Stored entries
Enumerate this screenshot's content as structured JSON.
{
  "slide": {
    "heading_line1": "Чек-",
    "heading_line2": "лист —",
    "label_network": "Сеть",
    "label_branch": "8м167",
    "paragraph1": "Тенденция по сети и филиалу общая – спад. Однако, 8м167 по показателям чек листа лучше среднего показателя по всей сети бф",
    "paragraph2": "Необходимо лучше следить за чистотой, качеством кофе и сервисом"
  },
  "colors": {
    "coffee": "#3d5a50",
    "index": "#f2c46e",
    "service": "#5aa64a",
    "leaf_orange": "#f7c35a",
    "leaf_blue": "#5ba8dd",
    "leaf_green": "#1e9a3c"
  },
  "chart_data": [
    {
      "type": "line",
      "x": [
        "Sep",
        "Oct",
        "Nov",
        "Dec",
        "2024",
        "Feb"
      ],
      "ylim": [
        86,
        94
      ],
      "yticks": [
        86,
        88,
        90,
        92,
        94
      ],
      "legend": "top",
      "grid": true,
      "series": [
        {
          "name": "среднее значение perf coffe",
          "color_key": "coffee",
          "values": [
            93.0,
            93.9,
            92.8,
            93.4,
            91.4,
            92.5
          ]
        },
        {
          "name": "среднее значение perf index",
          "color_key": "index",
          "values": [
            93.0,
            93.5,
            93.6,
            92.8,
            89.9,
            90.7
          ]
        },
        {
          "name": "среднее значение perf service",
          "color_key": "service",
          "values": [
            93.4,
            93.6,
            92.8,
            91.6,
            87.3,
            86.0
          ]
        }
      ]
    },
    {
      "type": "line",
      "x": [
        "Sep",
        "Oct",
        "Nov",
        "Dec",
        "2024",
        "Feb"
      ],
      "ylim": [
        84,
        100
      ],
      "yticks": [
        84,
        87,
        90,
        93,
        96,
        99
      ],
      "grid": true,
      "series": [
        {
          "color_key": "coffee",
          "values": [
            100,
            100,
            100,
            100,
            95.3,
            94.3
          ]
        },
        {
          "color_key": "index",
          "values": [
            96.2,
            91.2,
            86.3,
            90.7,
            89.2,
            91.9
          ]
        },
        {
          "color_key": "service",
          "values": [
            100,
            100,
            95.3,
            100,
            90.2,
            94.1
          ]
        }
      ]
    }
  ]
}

* [TASK REQUIREMENTS]
Scan the listing above for the word "среднее" and show each line where it is found.

* [ANSWER BELOW]
          "name": "среднее значение perf coffe",
          "name": "среднее значение perf index",
          "name": "среднее значение perf service",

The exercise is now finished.